**Exercise**
Scan the records for the word "органов". Copy each line that includes it.

------------

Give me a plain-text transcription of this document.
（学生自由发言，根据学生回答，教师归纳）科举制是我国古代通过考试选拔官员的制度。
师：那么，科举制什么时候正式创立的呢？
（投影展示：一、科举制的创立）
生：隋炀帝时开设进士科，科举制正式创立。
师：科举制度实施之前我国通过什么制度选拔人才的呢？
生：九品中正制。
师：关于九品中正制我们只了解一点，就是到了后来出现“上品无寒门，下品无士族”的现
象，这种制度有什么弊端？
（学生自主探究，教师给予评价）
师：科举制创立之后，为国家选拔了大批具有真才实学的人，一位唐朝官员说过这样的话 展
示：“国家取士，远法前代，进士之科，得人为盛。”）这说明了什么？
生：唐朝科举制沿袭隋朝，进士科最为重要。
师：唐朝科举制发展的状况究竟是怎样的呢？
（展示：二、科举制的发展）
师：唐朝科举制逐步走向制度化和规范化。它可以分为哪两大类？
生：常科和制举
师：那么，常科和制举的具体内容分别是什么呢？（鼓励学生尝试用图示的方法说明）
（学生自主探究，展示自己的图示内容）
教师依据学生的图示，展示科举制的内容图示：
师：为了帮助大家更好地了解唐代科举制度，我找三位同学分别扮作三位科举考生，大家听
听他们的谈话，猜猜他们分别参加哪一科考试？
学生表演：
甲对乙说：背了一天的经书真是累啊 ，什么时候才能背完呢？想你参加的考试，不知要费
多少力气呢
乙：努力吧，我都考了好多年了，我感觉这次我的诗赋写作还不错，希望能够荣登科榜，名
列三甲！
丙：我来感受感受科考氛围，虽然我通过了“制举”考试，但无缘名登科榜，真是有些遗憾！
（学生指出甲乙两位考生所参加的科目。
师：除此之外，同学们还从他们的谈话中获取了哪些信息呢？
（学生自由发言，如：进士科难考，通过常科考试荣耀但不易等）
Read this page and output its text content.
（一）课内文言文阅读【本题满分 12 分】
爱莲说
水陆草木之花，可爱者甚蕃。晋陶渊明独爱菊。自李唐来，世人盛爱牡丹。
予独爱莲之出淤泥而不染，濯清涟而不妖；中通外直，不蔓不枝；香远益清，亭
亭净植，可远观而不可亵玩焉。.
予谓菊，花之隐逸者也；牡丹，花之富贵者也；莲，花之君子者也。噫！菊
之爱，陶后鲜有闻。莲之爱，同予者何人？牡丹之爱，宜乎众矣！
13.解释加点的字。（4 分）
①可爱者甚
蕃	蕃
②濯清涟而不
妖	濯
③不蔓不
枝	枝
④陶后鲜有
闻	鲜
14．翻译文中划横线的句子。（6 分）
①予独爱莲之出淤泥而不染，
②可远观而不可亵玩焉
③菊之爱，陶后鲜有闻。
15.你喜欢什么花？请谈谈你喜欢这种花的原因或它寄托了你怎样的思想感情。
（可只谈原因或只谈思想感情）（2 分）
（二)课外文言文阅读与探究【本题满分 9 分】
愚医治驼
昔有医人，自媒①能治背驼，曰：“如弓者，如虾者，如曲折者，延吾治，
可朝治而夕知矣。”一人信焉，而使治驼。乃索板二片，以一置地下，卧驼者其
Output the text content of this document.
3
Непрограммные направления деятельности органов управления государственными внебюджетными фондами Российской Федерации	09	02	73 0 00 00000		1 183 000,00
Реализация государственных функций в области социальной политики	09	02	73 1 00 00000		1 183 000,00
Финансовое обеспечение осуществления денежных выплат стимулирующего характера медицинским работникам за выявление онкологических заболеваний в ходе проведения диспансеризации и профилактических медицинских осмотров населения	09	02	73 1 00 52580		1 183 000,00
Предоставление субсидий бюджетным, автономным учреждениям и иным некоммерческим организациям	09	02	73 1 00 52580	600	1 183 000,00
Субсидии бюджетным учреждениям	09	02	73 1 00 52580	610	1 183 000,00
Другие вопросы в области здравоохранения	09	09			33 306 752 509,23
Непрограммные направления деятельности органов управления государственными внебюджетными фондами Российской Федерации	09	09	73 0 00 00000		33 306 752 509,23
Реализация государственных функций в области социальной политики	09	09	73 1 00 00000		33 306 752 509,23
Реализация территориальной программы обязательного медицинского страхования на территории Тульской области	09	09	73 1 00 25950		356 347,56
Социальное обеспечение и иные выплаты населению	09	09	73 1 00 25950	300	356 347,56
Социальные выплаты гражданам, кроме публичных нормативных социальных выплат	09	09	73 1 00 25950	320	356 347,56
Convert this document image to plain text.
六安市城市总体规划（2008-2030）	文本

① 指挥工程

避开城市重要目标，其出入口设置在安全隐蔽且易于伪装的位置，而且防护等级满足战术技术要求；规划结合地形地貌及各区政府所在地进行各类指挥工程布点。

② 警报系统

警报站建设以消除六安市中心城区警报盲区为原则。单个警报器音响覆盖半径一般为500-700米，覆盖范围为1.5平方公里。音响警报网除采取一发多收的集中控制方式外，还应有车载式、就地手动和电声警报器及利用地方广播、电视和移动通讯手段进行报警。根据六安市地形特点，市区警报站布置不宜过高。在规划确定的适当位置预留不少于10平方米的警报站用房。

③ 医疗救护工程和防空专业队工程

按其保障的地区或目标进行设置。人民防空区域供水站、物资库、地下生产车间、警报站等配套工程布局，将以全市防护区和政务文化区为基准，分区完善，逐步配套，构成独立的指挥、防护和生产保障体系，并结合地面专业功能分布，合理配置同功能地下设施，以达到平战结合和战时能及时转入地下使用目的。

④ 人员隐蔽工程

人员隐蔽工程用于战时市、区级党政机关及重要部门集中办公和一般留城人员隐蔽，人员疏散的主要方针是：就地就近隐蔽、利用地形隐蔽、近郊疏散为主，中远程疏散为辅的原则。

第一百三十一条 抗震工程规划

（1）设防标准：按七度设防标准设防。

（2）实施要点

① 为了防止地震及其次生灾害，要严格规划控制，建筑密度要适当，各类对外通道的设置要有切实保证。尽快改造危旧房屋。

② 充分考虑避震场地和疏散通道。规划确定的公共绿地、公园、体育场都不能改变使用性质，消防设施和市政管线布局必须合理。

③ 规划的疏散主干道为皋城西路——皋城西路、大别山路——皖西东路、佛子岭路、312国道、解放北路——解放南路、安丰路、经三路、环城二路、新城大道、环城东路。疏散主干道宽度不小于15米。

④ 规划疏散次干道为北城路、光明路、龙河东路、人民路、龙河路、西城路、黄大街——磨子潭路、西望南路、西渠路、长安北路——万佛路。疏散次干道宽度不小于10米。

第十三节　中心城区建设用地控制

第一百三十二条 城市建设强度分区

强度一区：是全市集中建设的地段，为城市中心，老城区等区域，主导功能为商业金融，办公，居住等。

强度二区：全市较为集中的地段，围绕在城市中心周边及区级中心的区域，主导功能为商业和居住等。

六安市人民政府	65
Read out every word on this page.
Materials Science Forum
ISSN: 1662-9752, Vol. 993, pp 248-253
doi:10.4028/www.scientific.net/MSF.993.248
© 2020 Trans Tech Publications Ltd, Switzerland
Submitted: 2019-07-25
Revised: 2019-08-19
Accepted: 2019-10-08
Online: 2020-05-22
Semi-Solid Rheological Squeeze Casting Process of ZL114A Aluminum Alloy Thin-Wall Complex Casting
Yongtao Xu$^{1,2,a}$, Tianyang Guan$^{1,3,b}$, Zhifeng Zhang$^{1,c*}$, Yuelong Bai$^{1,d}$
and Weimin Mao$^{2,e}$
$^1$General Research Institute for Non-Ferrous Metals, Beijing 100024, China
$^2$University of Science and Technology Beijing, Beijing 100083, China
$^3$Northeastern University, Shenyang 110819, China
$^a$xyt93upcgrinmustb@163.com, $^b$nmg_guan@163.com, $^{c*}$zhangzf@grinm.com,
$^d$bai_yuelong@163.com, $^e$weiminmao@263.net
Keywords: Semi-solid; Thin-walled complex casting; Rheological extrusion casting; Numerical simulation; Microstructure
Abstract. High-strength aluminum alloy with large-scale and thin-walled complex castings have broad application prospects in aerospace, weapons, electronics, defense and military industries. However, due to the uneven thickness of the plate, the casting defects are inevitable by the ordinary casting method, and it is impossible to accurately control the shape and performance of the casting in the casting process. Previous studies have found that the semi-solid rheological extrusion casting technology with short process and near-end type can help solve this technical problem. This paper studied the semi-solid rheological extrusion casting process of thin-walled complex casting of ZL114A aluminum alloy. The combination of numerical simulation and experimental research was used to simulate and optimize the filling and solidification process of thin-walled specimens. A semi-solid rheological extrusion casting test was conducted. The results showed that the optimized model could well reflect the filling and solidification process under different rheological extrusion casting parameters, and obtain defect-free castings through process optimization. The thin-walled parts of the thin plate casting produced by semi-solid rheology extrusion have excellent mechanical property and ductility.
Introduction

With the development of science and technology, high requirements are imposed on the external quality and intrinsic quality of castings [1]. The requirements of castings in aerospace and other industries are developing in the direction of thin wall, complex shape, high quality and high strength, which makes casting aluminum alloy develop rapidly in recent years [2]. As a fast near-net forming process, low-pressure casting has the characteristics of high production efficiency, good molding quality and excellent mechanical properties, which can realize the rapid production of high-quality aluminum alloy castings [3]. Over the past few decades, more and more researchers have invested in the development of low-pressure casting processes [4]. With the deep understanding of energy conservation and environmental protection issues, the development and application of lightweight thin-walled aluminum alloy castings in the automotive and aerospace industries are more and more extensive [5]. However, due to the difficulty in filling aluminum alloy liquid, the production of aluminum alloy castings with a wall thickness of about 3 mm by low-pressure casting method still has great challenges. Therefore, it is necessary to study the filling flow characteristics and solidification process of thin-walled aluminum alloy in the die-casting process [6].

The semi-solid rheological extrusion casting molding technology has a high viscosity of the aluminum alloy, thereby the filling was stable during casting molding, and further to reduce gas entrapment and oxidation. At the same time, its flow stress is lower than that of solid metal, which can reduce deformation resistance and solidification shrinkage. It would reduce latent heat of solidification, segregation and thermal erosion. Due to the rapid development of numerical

------------

**Solution to this task**
Непрограммные направления деятельности органов управления государственными внебюджетными фондами Российской Федерации	09	02	73 0 00 00000		1 183 000,00
Непрограммные направления деятельности органов управления государственными внебюджетными фондами Российской Федерации	09	09	73 0 00 00000		33 306 752 509,23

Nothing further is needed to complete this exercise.